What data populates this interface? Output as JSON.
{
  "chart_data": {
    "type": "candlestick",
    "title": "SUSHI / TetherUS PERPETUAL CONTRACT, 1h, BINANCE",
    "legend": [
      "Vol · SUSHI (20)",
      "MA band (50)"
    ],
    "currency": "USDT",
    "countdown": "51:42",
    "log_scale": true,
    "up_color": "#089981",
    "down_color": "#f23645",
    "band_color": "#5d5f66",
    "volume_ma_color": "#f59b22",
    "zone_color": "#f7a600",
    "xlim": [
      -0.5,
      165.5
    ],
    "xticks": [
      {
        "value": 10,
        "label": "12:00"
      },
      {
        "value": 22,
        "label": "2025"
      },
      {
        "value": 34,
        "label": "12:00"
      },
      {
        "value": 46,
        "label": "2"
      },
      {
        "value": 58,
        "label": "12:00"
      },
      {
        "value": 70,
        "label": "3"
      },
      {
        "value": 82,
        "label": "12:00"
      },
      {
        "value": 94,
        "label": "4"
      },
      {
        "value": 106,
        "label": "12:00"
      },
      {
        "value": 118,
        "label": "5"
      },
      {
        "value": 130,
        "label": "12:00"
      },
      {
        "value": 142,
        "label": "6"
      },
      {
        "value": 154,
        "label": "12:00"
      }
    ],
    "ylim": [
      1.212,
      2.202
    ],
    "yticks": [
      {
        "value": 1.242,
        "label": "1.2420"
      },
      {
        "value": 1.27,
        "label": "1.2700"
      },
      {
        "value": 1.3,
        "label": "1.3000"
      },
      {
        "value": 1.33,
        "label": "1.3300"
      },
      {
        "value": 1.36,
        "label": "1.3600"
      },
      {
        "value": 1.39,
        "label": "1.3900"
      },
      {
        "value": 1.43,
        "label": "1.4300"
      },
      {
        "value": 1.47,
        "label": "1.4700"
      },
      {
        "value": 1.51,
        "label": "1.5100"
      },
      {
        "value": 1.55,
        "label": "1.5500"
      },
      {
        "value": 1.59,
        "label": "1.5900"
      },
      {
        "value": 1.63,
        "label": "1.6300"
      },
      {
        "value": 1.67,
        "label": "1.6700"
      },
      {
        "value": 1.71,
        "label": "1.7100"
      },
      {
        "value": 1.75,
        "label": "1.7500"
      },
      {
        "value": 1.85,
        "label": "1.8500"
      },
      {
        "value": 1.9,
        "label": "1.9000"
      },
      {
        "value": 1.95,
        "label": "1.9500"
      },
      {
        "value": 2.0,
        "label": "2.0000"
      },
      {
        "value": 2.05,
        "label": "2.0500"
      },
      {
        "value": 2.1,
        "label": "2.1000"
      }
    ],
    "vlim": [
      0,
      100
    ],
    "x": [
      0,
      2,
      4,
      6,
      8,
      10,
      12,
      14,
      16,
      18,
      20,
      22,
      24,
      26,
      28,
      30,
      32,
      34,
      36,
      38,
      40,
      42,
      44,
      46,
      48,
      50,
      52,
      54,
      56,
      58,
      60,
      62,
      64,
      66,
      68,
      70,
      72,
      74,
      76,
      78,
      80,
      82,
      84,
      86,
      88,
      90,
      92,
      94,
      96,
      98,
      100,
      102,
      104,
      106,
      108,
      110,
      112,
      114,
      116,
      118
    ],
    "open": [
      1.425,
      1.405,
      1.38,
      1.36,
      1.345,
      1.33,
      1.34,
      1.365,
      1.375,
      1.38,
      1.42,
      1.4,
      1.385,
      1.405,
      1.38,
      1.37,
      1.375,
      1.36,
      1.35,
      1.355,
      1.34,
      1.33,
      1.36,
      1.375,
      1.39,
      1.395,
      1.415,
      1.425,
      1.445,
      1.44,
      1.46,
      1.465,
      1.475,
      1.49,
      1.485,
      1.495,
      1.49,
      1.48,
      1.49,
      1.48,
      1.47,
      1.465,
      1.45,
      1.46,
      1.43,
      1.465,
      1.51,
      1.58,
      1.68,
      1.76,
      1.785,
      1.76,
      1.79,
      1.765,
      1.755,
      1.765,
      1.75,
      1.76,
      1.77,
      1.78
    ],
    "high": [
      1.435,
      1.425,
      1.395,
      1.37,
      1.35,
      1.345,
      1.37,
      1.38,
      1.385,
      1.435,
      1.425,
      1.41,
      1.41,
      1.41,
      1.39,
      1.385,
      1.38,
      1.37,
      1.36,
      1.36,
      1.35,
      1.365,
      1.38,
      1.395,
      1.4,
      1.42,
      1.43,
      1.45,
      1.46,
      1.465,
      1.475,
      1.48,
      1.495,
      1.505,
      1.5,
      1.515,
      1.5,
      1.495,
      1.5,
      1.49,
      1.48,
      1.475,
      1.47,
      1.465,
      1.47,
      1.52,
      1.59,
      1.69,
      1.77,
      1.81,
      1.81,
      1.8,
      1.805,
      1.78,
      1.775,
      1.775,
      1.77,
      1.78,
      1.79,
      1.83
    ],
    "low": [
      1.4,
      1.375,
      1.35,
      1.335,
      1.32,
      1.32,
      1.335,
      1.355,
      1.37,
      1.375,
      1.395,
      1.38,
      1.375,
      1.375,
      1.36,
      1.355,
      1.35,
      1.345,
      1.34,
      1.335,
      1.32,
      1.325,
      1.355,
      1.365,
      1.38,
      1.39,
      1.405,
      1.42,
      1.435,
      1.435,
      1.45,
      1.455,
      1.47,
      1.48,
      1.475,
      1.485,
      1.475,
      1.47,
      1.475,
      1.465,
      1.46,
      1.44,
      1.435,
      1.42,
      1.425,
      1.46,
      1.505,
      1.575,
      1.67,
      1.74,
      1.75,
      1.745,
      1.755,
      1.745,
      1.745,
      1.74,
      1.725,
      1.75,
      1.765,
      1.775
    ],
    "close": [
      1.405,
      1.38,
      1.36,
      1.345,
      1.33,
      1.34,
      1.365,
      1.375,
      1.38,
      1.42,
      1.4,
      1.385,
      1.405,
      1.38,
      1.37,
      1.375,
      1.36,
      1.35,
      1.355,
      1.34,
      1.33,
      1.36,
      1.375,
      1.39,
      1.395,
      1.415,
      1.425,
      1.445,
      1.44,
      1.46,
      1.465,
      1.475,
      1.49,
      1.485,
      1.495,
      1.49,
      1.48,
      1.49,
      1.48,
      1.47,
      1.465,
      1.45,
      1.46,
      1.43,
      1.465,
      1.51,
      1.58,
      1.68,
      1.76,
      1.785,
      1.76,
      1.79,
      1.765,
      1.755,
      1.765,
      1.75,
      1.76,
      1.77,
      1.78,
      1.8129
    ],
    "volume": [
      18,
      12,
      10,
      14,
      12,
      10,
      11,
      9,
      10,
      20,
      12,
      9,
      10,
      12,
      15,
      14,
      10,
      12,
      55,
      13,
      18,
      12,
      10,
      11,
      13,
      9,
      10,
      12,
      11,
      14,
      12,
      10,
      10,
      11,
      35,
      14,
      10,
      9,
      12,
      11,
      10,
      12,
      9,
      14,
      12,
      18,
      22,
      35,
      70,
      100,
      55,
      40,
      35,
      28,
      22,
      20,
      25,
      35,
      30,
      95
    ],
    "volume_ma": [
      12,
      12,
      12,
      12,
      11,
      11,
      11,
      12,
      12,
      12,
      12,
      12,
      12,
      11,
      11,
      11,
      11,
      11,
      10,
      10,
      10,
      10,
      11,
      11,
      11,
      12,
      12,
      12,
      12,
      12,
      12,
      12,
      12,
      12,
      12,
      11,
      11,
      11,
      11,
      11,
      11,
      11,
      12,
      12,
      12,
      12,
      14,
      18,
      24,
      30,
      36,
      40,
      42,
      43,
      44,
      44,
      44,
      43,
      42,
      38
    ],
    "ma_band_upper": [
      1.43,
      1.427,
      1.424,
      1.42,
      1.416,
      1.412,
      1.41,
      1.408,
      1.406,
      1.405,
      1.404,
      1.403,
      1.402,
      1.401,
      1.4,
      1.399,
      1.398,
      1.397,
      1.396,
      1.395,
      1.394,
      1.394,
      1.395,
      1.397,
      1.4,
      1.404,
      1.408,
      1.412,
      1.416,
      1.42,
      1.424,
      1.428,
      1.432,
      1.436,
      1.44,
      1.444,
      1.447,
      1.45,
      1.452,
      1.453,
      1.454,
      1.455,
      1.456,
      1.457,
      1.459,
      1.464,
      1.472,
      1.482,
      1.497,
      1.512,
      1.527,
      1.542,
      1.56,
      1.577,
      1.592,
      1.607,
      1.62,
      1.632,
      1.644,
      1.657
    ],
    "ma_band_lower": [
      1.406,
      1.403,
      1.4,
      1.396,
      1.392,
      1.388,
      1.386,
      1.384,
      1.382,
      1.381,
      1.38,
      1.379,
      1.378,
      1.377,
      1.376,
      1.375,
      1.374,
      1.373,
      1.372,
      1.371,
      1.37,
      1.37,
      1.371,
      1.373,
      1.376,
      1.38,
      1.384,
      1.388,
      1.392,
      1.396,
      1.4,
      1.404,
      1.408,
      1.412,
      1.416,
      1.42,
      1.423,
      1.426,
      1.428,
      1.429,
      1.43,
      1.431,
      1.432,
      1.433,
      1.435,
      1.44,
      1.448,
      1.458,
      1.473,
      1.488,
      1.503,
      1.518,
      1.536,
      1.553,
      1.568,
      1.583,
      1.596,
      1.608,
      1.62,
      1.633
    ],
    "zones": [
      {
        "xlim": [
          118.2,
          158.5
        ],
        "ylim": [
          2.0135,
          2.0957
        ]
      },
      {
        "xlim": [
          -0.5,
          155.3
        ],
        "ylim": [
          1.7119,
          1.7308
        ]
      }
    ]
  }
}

Stated exercise:
Your task is to pick out every line with the string "SUSHI" and copy it.

Response to the exercise:
    "title": "SUSHI / TetherUS PERPETUAL CONTRACT, 1h, BINANCE",
      "Vol · SUSHI (20)",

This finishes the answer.